• [What is being asked]
Determine the number of lines where "ylabel" occurs and reply with that number by itself.

• [Records supplied]
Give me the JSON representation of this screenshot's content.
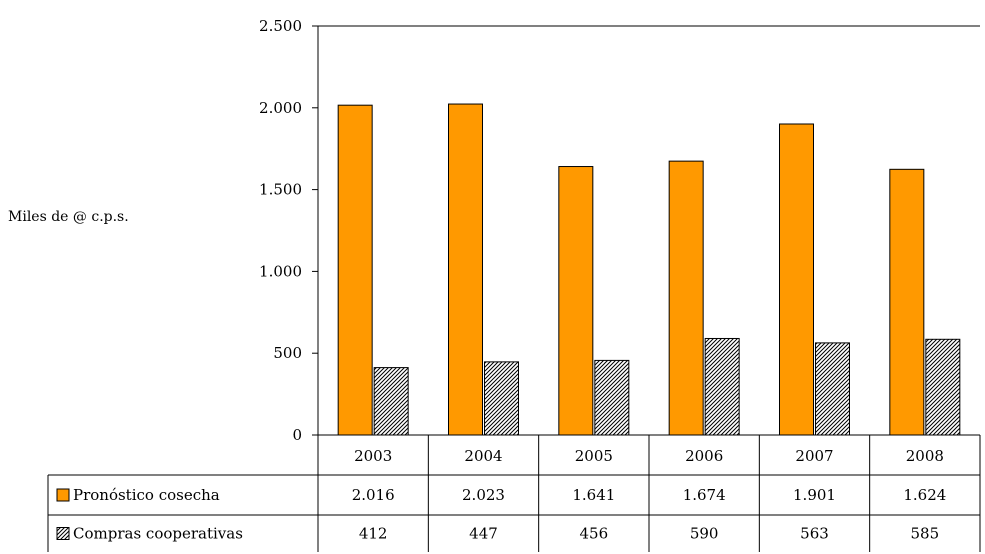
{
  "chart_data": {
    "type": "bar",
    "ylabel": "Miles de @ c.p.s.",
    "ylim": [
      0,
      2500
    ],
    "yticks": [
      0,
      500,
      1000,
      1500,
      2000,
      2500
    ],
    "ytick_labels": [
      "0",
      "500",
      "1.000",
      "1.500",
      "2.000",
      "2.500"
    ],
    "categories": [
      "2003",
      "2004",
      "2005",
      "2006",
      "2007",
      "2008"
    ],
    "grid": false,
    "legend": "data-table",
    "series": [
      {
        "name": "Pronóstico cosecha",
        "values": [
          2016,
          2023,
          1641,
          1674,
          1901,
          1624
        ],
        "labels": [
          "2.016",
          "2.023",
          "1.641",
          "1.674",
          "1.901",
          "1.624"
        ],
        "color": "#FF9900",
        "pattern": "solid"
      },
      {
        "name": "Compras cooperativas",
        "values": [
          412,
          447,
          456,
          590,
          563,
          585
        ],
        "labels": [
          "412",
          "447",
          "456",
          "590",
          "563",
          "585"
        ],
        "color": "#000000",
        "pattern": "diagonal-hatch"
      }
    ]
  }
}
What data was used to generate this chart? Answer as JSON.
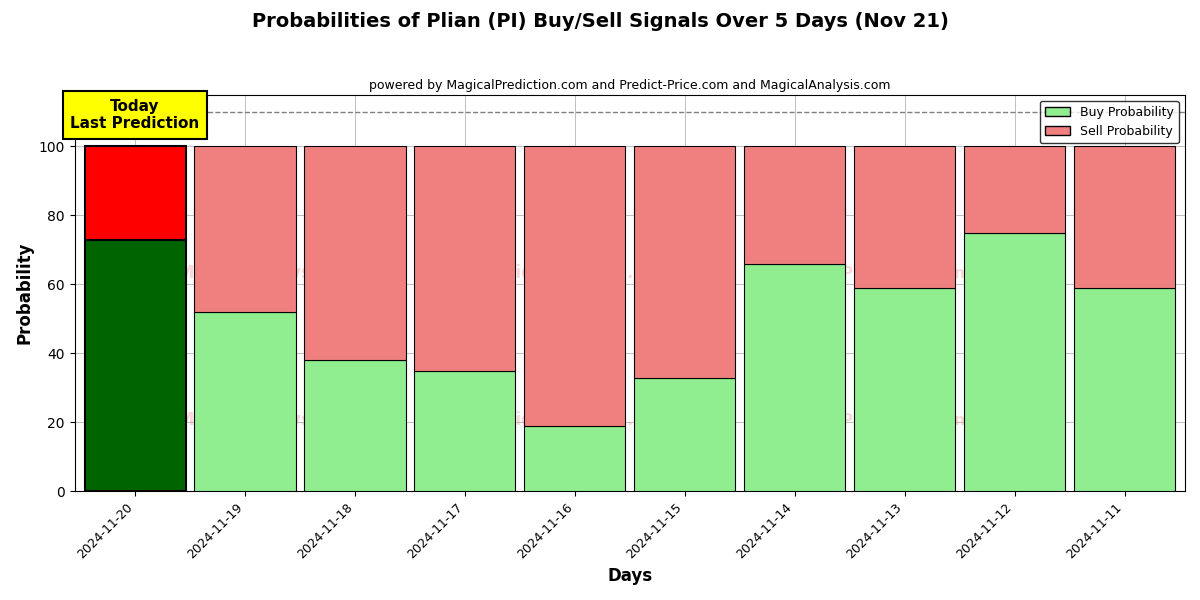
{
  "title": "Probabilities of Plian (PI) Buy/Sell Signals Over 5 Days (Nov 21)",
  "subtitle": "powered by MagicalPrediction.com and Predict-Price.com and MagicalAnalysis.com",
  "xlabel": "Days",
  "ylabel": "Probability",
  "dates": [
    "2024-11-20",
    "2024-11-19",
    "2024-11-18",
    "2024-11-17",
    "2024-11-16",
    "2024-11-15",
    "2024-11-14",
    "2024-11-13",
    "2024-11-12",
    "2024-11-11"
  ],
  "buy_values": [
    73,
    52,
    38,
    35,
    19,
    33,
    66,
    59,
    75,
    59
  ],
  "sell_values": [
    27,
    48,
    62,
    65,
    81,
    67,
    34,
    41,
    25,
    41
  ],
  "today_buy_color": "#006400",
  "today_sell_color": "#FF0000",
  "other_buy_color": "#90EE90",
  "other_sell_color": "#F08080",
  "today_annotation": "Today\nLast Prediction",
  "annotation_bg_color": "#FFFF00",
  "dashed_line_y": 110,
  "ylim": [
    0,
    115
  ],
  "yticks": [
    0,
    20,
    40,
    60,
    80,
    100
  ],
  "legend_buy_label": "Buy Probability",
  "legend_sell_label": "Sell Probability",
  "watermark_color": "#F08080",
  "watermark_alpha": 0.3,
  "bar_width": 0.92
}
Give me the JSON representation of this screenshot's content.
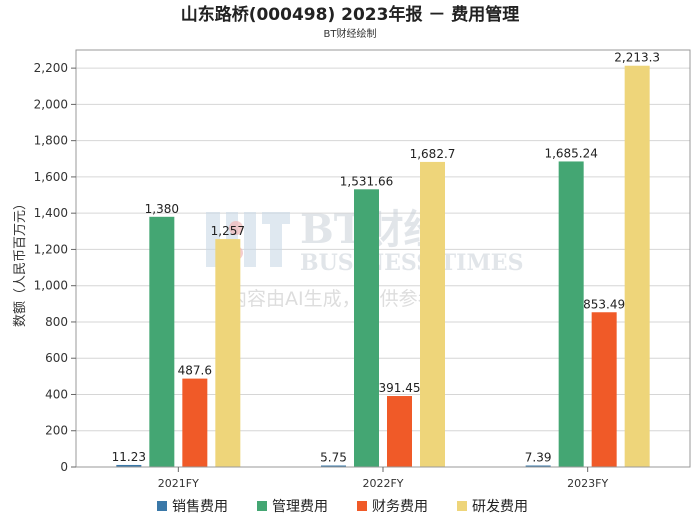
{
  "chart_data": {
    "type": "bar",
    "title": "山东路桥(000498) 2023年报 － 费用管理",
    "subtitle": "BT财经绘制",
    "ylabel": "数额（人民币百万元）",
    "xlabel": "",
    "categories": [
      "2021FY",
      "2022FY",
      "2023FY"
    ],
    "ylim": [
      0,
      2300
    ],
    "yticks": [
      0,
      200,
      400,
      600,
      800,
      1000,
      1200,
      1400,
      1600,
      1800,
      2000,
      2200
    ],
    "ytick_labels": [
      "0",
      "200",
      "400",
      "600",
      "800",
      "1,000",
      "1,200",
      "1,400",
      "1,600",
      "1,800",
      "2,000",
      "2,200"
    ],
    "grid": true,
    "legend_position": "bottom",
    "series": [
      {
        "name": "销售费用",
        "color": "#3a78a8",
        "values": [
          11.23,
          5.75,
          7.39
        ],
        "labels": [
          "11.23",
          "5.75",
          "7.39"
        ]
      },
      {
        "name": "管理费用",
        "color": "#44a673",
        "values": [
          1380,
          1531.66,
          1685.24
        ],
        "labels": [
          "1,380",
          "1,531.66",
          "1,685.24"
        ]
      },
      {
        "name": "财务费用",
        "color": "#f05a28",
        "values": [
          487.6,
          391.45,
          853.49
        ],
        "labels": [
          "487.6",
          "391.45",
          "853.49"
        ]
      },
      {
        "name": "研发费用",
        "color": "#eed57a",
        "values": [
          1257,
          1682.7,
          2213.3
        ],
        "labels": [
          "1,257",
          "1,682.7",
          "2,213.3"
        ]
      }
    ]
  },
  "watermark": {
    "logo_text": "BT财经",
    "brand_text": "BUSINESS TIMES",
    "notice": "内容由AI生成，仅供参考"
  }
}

• [Exercise response]
3